Saved entries
╔══

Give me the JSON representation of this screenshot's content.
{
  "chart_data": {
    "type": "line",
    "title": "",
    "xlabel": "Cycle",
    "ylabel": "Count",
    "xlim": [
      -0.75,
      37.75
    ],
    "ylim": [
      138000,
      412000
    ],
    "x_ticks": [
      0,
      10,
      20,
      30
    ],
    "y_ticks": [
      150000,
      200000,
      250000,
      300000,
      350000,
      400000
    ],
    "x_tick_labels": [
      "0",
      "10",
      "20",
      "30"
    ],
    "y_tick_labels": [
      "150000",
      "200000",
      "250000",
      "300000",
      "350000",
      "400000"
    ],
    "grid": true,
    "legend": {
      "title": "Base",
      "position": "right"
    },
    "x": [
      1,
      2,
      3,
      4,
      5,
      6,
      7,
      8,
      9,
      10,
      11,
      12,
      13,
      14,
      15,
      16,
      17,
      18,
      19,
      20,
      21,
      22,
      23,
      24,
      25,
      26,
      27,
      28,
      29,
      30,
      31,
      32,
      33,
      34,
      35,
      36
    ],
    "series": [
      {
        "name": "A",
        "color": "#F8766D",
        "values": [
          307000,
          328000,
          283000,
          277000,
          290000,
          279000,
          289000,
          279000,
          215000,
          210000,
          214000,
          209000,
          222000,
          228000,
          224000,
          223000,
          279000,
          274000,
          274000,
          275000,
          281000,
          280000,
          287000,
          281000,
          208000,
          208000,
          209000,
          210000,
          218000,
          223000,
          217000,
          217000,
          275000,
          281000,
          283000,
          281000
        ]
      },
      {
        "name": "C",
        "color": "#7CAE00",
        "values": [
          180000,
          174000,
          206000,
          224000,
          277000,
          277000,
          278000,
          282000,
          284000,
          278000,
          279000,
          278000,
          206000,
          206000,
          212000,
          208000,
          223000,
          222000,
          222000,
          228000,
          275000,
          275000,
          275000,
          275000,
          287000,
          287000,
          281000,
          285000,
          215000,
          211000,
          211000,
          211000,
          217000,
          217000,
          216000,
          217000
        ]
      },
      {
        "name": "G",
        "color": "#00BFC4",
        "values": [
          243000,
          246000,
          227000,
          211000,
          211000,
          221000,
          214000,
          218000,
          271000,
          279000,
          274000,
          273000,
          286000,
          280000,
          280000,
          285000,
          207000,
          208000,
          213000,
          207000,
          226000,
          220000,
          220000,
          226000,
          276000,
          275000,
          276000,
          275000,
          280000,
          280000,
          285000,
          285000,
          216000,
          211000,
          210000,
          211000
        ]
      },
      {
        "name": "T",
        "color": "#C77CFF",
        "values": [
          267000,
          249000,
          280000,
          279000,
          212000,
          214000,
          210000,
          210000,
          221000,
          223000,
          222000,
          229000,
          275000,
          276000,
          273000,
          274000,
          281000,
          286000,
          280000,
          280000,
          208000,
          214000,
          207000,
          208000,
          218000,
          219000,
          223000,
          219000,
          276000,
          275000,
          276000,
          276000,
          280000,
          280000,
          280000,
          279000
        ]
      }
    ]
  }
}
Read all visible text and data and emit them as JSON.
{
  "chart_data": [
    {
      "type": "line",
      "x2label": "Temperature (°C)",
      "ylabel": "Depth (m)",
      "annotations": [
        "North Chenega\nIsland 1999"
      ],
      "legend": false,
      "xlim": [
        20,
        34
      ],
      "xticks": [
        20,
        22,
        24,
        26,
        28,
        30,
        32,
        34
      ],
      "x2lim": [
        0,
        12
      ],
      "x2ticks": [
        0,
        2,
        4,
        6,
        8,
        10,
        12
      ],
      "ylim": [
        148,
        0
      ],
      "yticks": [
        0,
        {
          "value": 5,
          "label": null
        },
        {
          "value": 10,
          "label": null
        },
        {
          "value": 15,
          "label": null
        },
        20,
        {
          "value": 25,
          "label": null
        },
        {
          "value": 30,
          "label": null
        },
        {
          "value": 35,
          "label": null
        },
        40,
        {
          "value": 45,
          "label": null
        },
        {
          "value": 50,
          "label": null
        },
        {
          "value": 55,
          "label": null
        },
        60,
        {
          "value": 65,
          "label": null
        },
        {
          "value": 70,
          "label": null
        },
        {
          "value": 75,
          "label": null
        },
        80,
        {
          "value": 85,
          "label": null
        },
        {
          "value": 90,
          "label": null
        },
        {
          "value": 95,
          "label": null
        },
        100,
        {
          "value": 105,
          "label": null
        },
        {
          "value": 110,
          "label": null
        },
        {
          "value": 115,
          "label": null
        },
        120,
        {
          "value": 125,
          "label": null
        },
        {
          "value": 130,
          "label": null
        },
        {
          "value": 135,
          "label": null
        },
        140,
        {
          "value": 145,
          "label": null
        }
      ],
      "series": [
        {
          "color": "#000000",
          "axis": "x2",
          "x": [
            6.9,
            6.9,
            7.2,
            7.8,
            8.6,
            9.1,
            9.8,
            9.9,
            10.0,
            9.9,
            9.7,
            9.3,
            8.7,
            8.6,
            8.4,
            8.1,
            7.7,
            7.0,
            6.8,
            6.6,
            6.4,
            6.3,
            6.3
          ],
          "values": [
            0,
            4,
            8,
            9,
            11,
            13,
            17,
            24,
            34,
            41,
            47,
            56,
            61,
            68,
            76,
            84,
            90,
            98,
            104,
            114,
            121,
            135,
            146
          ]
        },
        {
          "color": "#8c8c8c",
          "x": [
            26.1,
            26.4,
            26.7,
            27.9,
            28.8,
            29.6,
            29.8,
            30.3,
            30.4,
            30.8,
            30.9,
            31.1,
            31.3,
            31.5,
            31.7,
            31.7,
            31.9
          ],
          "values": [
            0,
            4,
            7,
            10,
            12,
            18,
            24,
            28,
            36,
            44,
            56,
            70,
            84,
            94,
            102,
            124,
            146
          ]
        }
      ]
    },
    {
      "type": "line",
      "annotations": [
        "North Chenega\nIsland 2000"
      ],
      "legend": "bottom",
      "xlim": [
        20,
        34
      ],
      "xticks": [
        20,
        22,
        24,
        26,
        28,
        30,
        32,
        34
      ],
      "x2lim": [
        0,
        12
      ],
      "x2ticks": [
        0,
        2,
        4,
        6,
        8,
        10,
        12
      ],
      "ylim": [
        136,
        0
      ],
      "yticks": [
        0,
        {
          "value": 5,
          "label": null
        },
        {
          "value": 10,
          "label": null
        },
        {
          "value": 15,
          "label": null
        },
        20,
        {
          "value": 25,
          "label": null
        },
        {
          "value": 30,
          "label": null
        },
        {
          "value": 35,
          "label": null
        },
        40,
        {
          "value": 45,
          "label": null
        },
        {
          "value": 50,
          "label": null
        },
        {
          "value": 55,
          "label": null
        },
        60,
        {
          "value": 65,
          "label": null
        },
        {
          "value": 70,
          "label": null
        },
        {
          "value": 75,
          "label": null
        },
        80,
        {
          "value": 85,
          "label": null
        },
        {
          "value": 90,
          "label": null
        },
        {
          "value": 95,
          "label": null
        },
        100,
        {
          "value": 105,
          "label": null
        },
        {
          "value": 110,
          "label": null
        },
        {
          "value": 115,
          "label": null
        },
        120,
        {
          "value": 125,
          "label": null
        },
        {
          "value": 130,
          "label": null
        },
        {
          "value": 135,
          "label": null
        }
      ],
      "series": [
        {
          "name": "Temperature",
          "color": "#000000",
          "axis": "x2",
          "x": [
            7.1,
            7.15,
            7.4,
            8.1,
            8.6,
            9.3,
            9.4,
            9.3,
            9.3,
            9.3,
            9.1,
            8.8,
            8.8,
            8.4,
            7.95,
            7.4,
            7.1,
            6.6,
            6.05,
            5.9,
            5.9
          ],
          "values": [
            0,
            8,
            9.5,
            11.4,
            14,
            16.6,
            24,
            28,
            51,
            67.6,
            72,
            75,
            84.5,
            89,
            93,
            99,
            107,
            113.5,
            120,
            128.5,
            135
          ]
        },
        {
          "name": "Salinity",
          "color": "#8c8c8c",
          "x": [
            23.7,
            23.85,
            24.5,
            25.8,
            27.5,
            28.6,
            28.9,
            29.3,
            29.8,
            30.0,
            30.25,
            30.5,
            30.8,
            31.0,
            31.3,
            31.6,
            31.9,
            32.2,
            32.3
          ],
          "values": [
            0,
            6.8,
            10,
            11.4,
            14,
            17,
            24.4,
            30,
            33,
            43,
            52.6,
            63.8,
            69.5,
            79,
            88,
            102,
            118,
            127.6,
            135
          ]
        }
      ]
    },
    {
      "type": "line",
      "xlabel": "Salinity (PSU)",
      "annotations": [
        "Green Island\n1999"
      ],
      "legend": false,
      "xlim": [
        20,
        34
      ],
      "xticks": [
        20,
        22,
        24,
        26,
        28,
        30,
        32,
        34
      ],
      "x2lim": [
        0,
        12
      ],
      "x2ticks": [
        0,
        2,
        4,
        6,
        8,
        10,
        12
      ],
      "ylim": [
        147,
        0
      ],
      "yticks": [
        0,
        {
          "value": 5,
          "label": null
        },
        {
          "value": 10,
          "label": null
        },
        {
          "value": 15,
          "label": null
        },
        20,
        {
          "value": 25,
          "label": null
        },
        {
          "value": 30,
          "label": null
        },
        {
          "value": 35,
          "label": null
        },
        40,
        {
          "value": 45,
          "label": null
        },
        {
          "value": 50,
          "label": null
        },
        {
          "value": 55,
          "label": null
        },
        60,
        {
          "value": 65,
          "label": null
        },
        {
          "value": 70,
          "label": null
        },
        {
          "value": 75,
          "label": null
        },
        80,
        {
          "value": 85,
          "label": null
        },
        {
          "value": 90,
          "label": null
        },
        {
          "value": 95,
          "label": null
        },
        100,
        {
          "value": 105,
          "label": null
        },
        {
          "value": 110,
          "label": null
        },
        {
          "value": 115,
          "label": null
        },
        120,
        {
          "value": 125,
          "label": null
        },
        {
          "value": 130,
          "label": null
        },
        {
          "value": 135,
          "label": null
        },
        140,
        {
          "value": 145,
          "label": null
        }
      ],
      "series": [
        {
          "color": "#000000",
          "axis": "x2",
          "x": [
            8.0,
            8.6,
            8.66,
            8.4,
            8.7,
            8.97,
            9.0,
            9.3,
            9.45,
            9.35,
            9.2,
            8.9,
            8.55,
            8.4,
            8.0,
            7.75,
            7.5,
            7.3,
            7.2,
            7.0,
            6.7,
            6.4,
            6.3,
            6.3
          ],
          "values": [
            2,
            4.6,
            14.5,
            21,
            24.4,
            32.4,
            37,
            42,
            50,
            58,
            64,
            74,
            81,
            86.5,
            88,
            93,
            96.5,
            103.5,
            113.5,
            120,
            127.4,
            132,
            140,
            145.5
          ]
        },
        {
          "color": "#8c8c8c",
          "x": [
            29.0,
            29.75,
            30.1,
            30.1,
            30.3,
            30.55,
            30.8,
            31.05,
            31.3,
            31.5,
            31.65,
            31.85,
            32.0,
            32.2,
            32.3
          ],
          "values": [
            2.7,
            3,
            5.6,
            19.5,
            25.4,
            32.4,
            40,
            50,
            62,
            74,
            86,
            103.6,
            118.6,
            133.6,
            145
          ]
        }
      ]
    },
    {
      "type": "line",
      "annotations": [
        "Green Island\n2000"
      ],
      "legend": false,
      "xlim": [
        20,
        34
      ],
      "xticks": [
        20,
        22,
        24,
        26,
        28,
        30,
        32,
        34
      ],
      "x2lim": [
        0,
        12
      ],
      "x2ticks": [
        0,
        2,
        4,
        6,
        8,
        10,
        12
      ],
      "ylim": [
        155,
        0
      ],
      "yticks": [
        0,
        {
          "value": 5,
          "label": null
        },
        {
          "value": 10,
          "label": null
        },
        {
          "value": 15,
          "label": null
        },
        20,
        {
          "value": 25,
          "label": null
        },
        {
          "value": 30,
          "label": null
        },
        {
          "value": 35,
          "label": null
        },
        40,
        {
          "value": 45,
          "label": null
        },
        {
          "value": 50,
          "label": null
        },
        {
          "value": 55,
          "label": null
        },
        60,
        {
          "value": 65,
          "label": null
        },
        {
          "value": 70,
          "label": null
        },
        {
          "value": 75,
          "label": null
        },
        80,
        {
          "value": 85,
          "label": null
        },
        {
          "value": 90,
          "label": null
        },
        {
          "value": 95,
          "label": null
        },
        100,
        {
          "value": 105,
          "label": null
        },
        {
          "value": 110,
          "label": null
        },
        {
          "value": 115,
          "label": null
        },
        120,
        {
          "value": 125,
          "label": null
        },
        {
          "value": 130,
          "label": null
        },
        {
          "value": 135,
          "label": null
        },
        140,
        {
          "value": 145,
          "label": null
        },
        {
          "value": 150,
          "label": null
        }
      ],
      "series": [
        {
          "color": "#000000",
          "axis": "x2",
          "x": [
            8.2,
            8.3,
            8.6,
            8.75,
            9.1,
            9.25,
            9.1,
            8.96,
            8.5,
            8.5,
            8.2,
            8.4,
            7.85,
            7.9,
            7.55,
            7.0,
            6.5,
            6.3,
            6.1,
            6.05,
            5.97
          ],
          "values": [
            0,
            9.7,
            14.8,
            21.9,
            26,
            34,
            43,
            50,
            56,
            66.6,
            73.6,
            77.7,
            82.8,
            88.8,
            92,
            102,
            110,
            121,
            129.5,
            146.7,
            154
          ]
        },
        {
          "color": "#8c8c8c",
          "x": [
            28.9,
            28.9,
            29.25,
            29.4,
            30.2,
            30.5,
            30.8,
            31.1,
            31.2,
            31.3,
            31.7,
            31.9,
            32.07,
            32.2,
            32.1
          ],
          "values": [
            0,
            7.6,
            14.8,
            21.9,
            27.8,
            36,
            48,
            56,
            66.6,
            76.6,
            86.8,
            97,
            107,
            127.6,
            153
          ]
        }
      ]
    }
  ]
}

╚══

● **Problem description**:
Only lines holding the string "North" are wanted; gather each one from the entries above.

● **Solved exercise**:
        "North Chenega\nIsland 1999"
        "North Chenega\nIsland 2000"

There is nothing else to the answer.